Scan the records for the word "title". Copy each line that includes it.

:::

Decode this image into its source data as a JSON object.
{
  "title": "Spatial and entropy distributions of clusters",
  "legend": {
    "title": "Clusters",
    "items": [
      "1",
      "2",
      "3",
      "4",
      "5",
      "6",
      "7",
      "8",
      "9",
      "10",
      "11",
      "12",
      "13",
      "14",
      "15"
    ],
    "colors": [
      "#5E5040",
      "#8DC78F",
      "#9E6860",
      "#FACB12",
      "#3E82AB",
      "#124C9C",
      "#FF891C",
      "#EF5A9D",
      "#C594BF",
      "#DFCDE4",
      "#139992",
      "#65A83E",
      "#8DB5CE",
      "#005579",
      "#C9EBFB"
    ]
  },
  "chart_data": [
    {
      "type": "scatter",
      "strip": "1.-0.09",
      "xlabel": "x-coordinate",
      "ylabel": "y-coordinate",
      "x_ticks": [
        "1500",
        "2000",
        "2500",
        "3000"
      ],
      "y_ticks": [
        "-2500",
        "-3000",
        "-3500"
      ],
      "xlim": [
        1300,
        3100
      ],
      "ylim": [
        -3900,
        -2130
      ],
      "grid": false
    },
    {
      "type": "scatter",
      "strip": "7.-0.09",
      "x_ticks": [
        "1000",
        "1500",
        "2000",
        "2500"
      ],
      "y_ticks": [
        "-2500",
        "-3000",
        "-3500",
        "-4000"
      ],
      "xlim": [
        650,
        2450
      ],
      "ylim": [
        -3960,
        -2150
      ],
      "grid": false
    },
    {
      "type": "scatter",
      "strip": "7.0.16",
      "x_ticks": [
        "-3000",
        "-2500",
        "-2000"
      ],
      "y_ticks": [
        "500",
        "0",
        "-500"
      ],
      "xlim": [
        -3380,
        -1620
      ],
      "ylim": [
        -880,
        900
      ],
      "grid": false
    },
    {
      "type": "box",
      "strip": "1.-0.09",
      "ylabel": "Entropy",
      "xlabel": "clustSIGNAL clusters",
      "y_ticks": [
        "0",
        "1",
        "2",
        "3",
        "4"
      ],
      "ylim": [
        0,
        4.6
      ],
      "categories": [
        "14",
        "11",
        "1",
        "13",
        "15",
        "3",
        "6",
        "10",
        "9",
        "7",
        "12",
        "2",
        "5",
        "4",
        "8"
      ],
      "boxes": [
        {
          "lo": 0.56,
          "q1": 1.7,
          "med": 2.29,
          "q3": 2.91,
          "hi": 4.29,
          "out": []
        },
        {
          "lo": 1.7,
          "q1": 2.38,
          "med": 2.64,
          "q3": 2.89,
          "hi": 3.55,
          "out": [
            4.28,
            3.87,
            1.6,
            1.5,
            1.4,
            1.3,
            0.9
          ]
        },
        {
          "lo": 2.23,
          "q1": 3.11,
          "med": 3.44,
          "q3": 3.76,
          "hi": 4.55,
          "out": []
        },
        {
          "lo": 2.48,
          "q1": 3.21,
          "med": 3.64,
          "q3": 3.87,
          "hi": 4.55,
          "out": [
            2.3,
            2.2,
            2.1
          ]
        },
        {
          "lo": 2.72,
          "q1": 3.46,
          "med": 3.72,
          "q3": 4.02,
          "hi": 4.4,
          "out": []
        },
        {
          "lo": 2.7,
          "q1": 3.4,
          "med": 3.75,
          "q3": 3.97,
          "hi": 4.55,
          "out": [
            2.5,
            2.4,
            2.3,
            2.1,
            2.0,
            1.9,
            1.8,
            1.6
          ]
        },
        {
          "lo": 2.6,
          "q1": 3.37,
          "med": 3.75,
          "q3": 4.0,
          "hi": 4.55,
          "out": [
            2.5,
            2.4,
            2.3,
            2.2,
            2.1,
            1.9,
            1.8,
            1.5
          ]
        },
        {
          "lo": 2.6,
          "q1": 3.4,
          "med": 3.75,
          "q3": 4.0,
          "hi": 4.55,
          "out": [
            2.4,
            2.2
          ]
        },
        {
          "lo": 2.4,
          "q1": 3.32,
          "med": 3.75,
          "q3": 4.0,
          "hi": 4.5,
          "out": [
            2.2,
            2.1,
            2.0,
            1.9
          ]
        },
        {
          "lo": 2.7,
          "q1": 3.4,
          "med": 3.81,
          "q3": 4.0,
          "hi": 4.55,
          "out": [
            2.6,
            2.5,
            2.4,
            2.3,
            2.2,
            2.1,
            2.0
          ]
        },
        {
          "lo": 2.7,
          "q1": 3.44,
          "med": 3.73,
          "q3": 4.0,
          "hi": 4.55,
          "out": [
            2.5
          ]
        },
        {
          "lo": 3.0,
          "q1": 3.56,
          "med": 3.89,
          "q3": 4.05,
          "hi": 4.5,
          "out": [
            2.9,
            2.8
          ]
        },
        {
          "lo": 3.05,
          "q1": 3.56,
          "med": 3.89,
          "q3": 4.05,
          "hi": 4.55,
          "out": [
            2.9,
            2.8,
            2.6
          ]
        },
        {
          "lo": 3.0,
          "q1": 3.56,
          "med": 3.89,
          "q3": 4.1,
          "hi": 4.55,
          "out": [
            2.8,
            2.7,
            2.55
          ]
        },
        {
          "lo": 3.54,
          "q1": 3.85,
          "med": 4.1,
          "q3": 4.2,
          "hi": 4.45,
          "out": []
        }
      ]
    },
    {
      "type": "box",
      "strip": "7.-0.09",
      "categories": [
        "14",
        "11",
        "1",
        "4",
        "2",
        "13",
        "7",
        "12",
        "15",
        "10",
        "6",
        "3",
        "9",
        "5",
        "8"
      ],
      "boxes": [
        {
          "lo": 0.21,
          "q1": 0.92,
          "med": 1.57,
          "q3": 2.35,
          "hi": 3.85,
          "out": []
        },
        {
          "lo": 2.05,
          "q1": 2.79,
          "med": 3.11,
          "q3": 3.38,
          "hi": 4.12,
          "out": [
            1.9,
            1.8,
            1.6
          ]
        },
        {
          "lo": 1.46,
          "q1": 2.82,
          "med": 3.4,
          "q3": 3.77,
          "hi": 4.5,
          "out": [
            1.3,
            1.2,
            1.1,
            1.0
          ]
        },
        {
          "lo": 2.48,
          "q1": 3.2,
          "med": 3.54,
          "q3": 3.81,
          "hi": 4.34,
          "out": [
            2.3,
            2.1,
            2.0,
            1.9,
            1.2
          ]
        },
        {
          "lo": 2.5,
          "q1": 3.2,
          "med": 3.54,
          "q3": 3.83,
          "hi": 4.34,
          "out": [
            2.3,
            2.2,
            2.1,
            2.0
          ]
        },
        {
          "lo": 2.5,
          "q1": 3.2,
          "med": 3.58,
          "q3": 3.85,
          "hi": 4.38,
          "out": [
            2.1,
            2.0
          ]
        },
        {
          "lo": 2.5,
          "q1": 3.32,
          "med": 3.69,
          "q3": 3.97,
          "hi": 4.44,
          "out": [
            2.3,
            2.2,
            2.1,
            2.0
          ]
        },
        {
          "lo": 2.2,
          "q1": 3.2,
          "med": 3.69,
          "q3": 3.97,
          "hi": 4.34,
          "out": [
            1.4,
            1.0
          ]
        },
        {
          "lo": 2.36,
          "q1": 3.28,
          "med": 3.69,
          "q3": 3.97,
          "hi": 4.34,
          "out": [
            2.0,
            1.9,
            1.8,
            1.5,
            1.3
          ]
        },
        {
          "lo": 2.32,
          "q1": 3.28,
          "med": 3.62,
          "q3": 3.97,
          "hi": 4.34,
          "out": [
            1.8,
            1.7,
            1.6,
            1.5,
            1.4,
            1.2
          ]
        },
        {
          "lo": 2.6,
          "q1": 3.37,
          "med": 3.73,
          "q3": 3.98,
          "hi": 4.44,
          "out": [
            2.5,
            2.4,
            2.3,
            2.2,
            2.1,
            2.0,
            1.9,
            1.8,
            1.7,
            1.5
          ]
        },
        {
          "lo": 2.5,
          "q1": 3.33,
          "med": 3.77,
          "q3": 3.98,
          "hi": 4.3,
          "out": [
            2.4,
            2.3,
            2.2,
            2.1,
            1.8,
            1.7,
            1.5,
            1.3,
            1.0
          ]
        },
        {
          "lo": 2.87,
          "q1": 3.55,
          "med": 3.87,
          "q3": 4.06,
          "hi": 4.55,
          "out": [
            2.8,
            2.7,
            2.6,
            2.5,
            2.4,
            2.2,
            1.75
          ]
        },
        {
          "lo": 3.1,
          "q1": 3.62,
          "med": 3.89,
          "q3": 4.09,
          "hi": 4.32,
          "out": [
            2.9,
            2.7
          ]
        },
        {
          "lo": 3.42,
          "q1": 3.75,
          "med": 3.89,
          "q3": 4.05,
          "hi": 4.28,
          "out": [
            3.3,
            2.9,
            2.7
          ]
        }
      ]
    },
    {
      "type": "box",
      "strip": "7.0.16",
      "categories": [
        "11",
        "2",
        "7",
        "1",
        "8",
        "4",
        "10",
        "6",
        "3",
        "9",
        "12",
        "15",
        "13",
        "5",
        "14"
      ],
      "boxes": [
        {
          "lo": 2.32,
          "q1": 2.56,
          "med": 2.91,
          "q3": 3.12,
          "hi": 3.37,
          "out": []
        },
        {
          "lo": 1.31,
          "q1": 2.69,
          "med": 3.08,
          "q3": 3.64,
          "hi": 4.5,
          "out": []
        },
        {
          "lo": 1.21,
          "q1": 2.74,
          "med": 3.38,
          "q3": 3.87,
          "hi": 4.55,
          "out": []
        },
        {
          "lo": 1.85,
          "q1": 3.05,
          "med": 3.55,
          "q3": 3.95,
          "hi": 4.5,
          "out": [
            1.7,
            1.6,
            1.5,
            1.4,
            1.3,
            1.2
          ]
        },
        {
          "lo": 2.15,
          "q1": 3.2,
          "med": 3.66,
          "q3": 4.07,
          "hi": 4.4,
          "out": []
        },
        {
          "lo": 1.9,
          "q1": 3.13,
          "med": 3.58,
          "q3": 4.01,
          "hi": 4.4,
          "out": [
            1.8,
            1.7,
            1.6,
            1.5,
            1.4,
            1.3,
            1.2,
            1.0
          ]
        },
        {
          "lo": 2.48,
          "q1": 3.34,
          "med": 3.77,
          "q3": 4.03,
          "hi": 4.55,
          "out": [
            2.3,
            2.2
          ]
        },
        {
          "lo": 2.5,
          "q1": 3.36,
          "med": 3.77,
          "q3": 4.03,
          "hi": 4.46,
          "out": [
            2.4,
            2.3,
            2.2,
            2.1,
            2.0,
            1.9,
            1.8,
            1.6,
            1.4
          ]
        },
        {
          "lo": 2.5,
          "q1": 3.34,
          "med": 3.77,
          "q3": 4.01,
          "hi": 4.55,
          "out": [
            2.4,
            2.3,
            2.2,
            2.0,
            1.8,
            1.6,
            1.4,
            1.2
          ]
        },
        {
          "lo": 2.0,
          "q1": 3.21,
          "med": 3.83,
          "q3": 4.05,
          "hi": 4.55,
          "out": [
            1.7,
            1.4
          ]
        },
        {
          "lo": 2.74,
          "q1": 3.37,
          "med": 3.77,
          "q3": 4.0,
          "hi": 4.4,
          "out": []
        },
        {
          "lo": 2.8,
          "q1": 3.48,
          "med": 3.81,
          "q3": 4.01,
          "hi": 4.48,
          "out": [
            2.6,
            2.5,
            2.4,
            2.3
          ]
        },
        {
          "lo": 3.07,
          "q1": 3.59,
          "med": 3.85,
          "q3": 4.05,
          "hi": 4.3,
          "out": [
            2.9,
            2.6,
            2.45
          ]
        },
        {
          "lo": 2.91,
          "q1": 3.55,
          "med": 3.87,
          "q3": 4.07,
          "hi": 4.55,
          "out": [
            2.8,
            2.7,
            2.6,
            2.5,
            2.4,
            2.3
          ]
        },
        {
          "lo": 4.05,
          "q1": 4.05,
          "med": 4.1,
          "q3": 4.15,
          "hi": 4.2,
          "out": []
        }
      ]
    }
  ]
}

:::

## Solution to this exercise
  "title": "Spatial and entropy distributions of clusters",
    "title": "Clusters",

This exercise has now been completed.